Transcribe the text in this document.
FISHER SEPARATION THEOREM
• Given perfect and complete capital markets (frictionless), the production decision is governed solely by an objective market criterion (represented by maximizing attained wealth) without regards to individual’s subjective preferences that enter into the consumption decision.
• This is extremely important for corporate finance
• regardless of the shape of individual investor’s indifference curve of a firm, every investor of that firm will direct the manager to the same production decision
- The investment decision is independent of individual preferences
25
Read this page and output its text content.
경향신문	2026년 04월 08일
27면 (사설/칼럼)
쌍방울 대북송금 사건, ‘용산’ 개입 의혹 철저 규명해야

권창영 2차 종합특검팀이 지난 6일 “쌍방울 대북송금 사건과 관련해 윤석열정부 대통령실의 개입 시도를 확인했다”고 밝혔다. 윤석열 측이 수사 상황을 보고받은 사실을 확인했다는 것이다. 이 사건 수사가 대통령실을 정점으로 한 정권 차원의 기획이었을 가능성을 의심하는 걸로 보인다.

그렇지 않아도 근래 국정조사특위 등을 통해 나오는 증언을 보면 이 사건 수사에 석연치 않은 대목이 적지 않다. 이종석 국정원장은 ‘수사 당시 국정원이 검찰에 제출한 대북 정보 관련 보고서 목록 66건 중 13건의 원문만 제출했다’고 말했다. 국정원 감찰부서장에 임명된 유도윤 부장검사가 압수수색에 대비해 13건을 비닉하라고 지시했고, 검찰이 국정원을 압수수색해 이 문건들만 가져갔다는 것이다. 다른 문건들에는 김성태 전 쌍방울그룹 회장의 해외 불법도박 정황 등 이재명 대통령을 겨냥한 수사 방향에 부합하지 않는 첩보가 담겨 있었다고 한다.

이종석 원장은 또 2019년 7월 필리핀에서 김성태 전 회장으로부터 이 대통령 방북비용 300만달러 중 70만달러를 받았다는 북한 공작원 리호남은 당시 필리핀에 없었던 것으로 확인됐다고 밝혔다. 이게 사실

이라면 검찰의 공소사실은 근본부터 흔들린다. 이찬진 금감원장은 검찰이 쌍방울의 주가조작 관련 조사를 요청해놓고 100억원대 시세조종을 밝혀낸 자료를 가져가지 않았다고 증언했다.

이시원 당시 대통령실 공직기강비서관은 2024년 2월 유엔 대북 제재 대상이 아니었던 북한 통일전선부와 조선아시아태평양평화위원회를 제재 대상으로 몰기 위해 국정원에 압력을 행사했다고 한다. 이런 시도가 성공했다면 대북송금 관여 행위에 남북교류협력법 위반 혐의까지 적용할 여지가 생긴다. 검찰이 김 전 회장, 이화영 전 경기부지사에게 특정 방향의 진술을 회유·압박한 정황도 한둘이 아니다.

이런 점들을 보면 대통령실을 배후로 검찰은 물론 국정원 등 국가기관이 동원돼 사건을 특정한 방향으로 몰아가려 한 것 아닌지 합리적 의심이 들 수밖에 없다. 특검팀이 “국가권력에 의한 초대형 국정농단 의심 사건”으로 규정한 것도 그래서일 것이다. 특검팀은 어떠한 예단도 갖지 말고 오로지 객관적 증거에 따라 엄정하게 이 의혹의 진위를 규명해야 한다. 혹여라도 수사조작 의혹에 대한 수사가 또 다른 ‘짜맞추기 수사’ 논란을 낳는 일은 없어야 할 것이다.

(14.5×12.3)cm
══════════
Short exercise: Tally up the lines in the preceding listing that contain the string "individual". Respond with the number and nothing else.

Final result: 3